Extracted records
***

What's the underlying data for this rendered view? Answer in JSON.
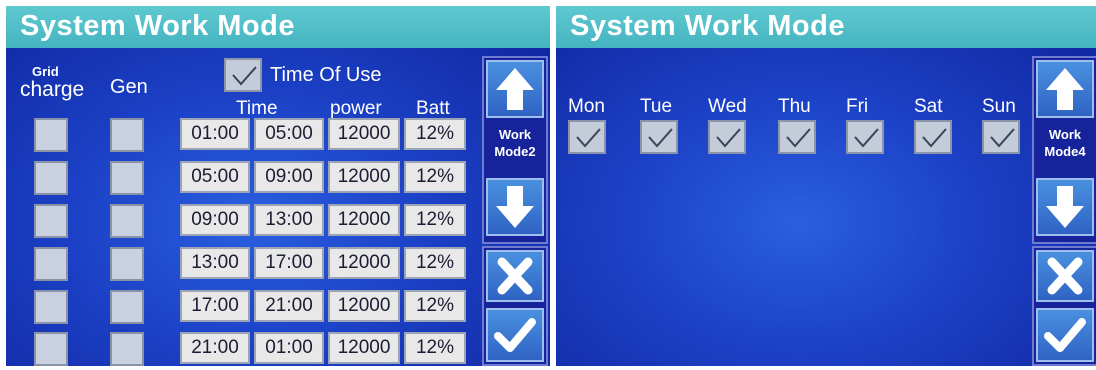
{
  "left": {
    "title": "System Work Mode",
    "grid_label": "Grid",
    "charge_label": "charge",
    "gen_label": "Gen",
    "tou_label": "Time Of Use",
    "col_time": "Time",
    "col_power": "power",
    "col_batt": "Batt",
    "rows": [
      {
        "start": "01:00",
        "end": "05:00",
        "power": "12000",
        "batt": "12%"
      },
      {
        "start": "05:00",
        "end": "09:00",
        "power": "12000",
        "batt": "12%"
      },
      {
        "start": "09:00",
        "end": "13:00",
        "power": "12000",
        "batt": "12%"
      },
      {
        "start": "13:00",
        "end": "17:00",
        "power": "12000",
        "batt": "12%"
      },
      {
        "start": "17:00",
        "end": "21:00",
        "power": "12000",
        "batt": "12%"
      },
      {
        "start": "21:00",
        "end": "01:00",
        "power": "12000",
        "batt": "12%"
      }
    ],
    "work_mode_line1": "Work",
    "work_mode_line2": "Mode2"
  },
  "right": {
    "title": "System Work Mode",
    "days": [
      "Mon",
      "Tue",
      "Wed",
      "Thu",
      "Fri",
      "Sat",
      "Sun"
    ],
    "work_mode_line1": "Work",
    "work_mode_line2": "Mode4"
  },
  "icons": {
    "up": "arrow-up-icon",
    "down": "arrow-down-icon",
    "cancel": "close-icon",
    "confirm": "check-icon",
    "checkbox": "check-icon"
  },
  "colors": {
    "title_bar": "#4fbec8",
    "screen_bg": "#1f46c8",
    "button": "#3a7ad6",
    "cell_bg": "#e8e8e8"
  }
}
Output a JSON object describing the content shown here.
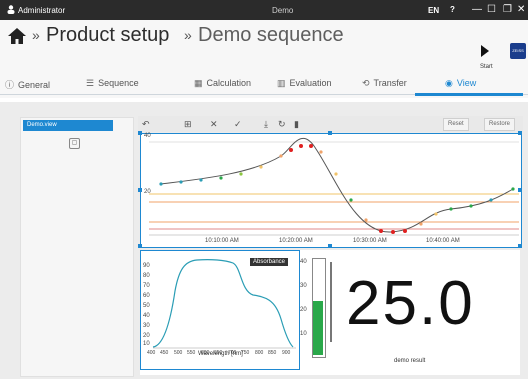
{
  "titlebar": {
    "user": "Administrator",
    "center": "Demo",
    "language": "EN",
    "help": "?"
  },
  "breadcrumb": {
    "level1": "Product setup",
    "level2": "Demo sequence",
    "separator": "»"
  },
  "run": {
    "label": "Start"
  },
  "tabs": [
    {
      "label": "General",
      "icon": "info-icon"
    },
    {
      "label": "Sequence",
      "icon": "sequence-icon"
    },
    {
      "label": "Calculation",
      "icon": "calculator-icon"
    },
    {
      "label": "Evaluation",
      "icon": "chart-icon"
    },
    {
      "label": "Transfer",
      "icon": "transfer-icon"
    },
    {
      "label": "View",
      "icon": "eye-icon"
    }
  ],
  "left": {
    "selected": "Demo.view"
  },
  "toolbar": {
    "reset_label": "Reset",
    "restore_label": "Restore"
  },
  "timechart": {
    "y_ticks": [
      "40",
      "20"
    ],
    "x_ticks": [
      "10:10:00 AM",
      "10:20:00 AM",
      "10:30:00 AM",
      "10:40:00 AM"
    ]
  },
  "absorbance": {
    "title": "Absorbance",
    "xlabel": "Wavelength [nm]",
    "y_ticks": [
      "90",
      "80",
      "70",
      "60",
      "50",
      "40",
      "30",
      "20",
      "10"
    ],
    "x_ticks": [
      "400",
      "450",
      "500",
      "550",
      "600",
      "650",
      "700",
      "750",
      "800",
      "850",
      "900"
    ]
  },
  "bargauge": {
    "ticks": [
      "40",
      "30",
      "20",
      "10"
    ],
    "level": 0.56,
    "color": "#2aa84a"
  },
  "result": {
    "value": "25.0",
    "label": "demo result"
  },
  "colors": {
    "accent": "#1e88d1",
    "titlebar": "#2b2b2b"
  }
}
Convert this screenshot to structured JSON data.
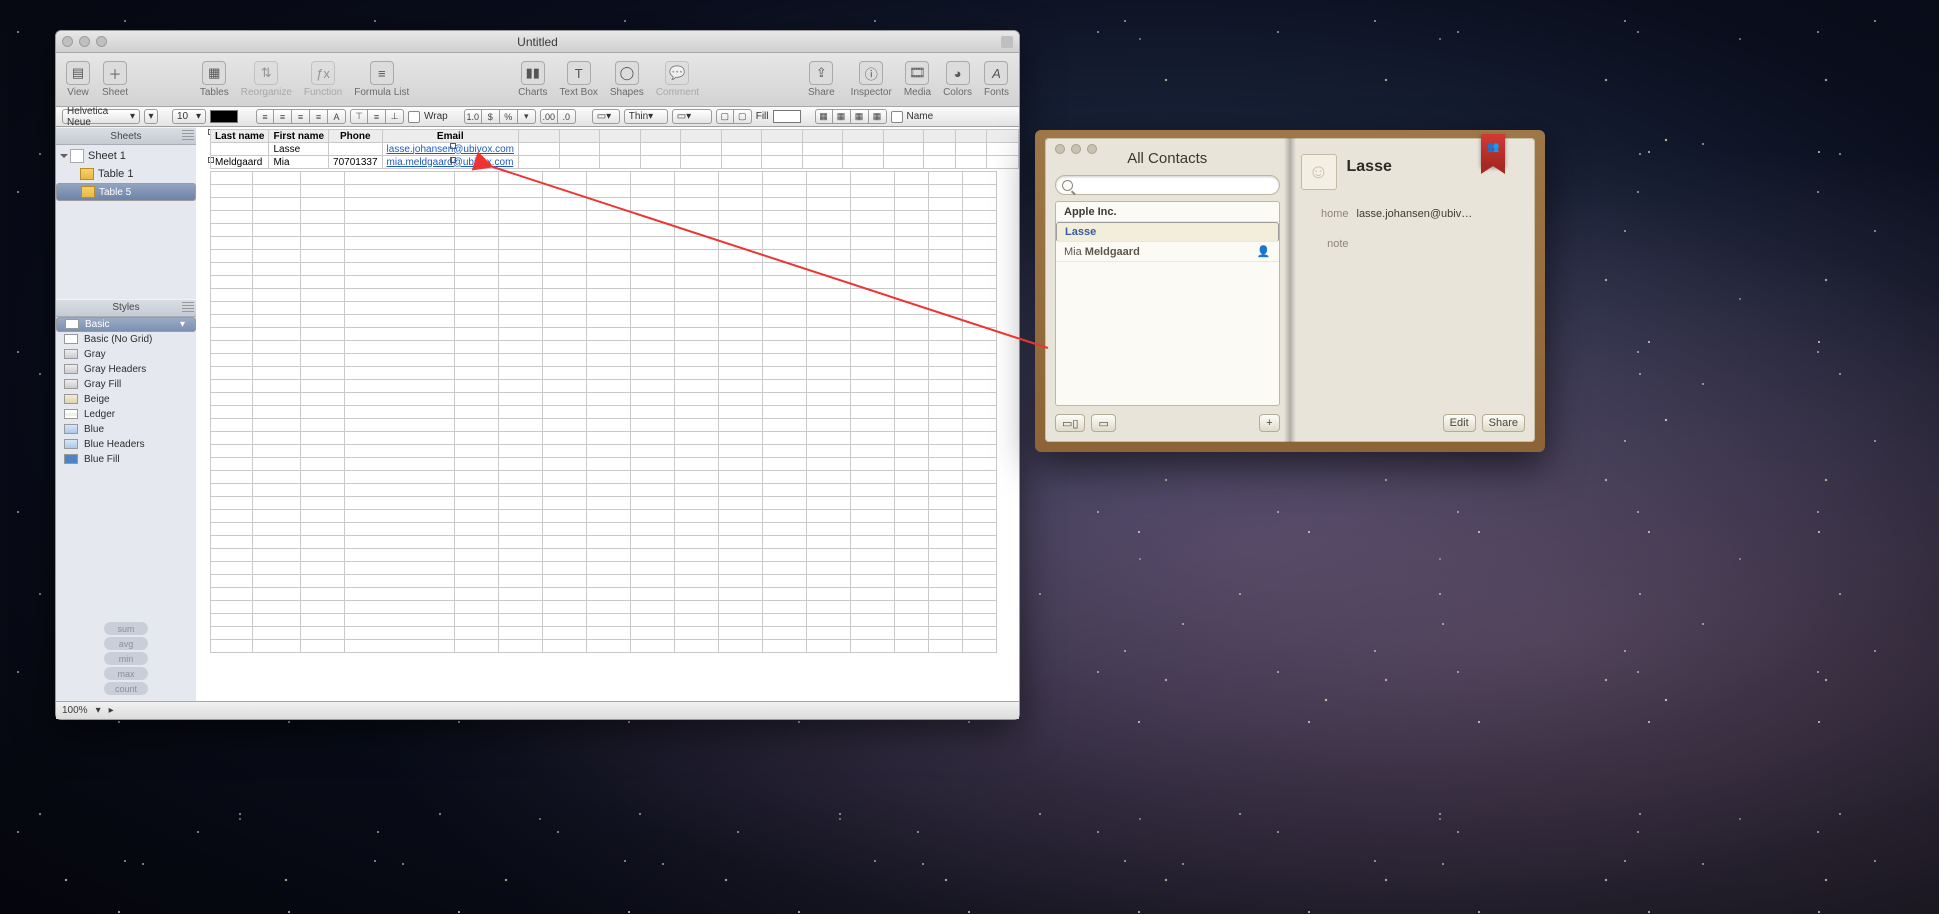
{
  "numbers": {
    "window_title": "Untitled",
    "toolbar": {
      "view": "View",
      "sheet": "Sheet",
      "tables": "Tables",
      "reorganize": "Reorganize",
      "function": "Function",
      "formula_list": "Formula List",
      "charts": "Charts",
      "text_box": "Text Box",
      "shapes": "Shapes",
      "comment": "Comment",
      "share": "Share",
      "inspector": "Inspector",
      "media": "Media",
      "colors": "Colors",
      "fonts": "Fonts"
    },
    "format": {
      "font_family": "Helvetica Neue",
      "font_size": "10",
      "wrap": "Wrap",
      "number_fmt": "1.0",
      "stroke_style": "Thin",
      "fill_label": "Fill",
      "name_label": "Name"
    },
    "sidebar": {
      "sheets_label": "Sheets",
      "sheet_name": "Sheet 1",
      "tables": [
        "Table 1",
        "Table 5"
      ],
      "selected_table_index": 1,
      "styles_label": "Styles",
      "styles": [
        "Basic",
        "Basic (No Grid)",
        "Gray",
        "Gray Headers",
        "Gray Fill",
        "Beige",
        "Ledger",
        "Blue",
        "Blue Headers",
        "Blue Fill"
      ],
      "selected_style_index": 0,
      "stats": [
        "sum",
        "avg",
        "min",
        "max",
        "count"
      ]
    },
    "table": {
      "headers": [
        "Last name",
        "First name",
        "Phone",
        "Email"
      ],
      "rows": [
        {
          "last_name": "",
          "first_name": "Lasse",
          "phone": "",
          "email": "lasse.johansen@ubivox.com"
        },
        {
          "last_name": "Meldgaard",
          "first_name": "Mia",
          "phone": "70701337",
          "email": "mia.meldgaard@ubivox.com"
        }
      ]
    },
    "status": {
      "zoom": "100%"
    }
  },
  "contacts": {
    "title": "All Contacts",
    "search_placeholder": "",
    "list": [
      {
        "label": "Apple Inc.",
        "type": "group"
      },
      {
        "label": "Lasse",
        "type": "person",
        "selected": true
      },
      {
        "label": "Mia Meldgaard",
        "type": "person"
      }
    ],
    "buttons": {
      "edit": "Edit",
      "share": "Share",
      "add": "+"
    },
    "card": {
      "name": "Lasse",
      "fields": [
        {
          "label": "home",
          "value": "lasse.johansen@ubiv…"
        },
        {
          "label": "note",
          "value": ""
        }
      ]
    }
  }
}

***

**OBJECTIVE:**
From the entries above, output every line exactly and omit any image.

**PROBLEM SOLUTION:**
What's the underlying data for this rendered view? Answer in JSON.
{
  "left": {
    "title": "System Work Mode",
    "grid_label": "Grid",
    "charge_label": "charge",
    "gen_label": "Gen",
    "tou_label": "Time Of Use",
    "col_time": "Time",
    "col_power": "power",
    "col_batt": "Batt",
    "rows": [
      {
        "start": "01:00",
        "end": "05:00",
        "power": "12000",
        "batt": "12%"
      },
      {
        "start": "05:00",
        "end": "09:00",
        "power": "12000",
        "batt": "12%"
      },
      {
        "start": "09:00",
        "end": "13:00",
        "power": "12000",
        "batt": "12%"
      },
      {
        "start": "13:00",
        "end": "17:00",
        "power": "12000",
        "batt": "12%"
      },
      {
        "start": "17:00",
        "end": "21:00",
        "power": "12000",
        "batt": "12%"
      },
      {
        "start": "21:00",
        "end": "01:00",
        "power": "12000",
        "batt": "12%"
      }
    ],
    "work_mode_line1": "Work",
    "work_mode_line2": "Mode2"
  },
  "right": {
    "title": "System Work Mode",
    "days": [
      "Mon",
      "Tue",
      "Wed",
      "Thu",
      "Fri",
      "Sat",
      "Sun"
    ],
    "work_mode_line1": "Work",
    "work_mode_line2": "Mode4"
  },
  "icons": {
    "up": "arrow-up-icon",
    "down": "arrow-down-icon",
    "cancel": "close-icon",
    "confirm": "check-icon",
    "checkbox": "check-icon"
  },
  "colors": {
    "title_bar": "#4fbec8",
    "screen_bg": "#1f46c8",
    "button": "#3a7ad6",
    "cell_bg": "#e8e8e8"
  }
}
Output a JSON object describing the content shown here.
{
  "titlebar": {
    "user": "Administrator",
    "center": "Demo",
    "language": "EN",
    "help": "?"
  },
  "breadcrumb": {
    "level1": "Product setup",
    "level2": "Demo sequence",
    "separator": "»"
  },
  "run": {
    "label": "Start"
  },
  "tabs": [
    {
      "label": "General",
      "icon": "info-icon"
    },
    {
      "label": "Sequence",
      "icon": "sequence-icon"
    },
    {
      "label": "Calculation",
      "icon": "calculator-icon"
    },
    {
      "label": "Evaluation",
      "icon": "chart-icon"
    },
    {
      "label": "Transfer",
      "icon": "transfer-icon"
    },
    {
      "label": "View",
      "icon": "eye-icon"
    }
  ],
  "left": {
    "selected": "Demo.view"
  },
  "toolbar": {
    "reset_label": "Reset",
    "restore_label": "Restore"
  },
  "timechart": {
    "y_ticks": [
      "40",
      "20"
    ],
    "x_ticks": [
      "10:10:00 AM",
      "10:20:00 AM",
      "10:30:00 AM",
      "10:40:00 AM"
    ]
  },
  "absorbance": {
    "title": "Absorbance",
    "xlabel": "Wavelength [nm]",
    "y_ticks": [
      "90",
      "80",
      "70",
      "60",
      "50",
      "40",
      "30",
      "20",
      "10"
    ],
    "x_ticks": [
      "400",
      "450",
      "500",
      "550",
      "600",
      "650",
      "700",
      "750",
      "800",
      "850",
      "900"
    ]
  },
  "bargauge": {
    "ticks": [
      "40",
      "30",
      "20",
      "10"
    ],
    "level": 0.56,
    "color": "#2aa84a"
  },
  "result": {
    "value": "25.0",
    "label": "demo result"
  },
  "colors": {
    "accent": "#1e88d1",
    "titlebar": "#2b2b2b"
  }
}
Convert this screenshot to structured JSON data.
{
  "numbers": {
    "window_title": "Untitled",
    "toolbar": {
      "view": "View",
      "sheet": "Sheet",
      "tables": "Tables",
      "reorganize": "Reorganize",
      "function": "Function",
      "formula_list": "Formula List",
      "charts": "Charts",
      "text_box": "Text Box",
      "shapes": "Shapes",
      "comment": "Comment",
      "share": "Share",
      "inspector": "Inspector",
      "media": "Media",
      "colors": "Colors",
      "fonts": "Fonts"
    },
    "format": {
      "font_family": "Helvetica Neue",
      "font_size": "10",
      "wrap": "Wrap",
      "number_fmt": "1.0",
      "stroke_style": "Thin",
      "fill_label": "Fill",
      "name_label": "Name"
    },
    "sidebar": {
      "sheets_label": "Sheets",
      "sheet_name": "Sheet 1",
      "tables": [
        "Table 1",
        "Table 5"
      ],
      "selected_table_index": 1,
      "styles_label": "Styles",
      "styles": [
        "Basic",
        "Basic (No Grid)",
        "Gray",
        "Gray Headers",
        "Gray Fill",
        "Beige",
        "Ledger",
        "Blue",
        "Blue Headers",
        "Blue Fill"
      ],
      "selected_style_index": 0,
      "stats": [
        "sum",
        "avg",
        "min",
        "max",
        "count"
      ]
    },
    "table": {
      "headers": [
        "Last name",
        "First name",
        "Phone",
        "Email"
      ],
      "rows": [
        {
          "last_name": "",
          "first_name": "Lasse",
          "phone": "",
          "email": "lasse.johansen@ubivox.com"
        },
        {
          "last_name": "Meldgaard",
          "first_name": "Mia",
          "phone": "70701337",
          "email": "mia.meldgaard@ubivox.com"
        }
      ]
    },
    "status": {
      "zoom": "100%"
    }
  },
  "contacts": {
    "title": "All Contacts",
    "search_placeholder": "",
    "list": [
      {
        "label": "Apple Inc.",
        "type": "group"
      },
      {
        "label": "Lasse",
        "type": "person",
        "selected": true
      },
      {
        "label": "Mia Meldgaard",
        "type": "person"
      }
    ],
    "buttons": {
      "edit": "Edit",
      "share": "Share",
      "add": "+"
    },
    "card": {
      "name": "Lasse",
      "fields": [
        {
          "label": "home",
          "value": "lasse.johansen@ubiv…"
        },
        {
          "label": "note",
          "value": ""
        }
      ]
    }
  }
}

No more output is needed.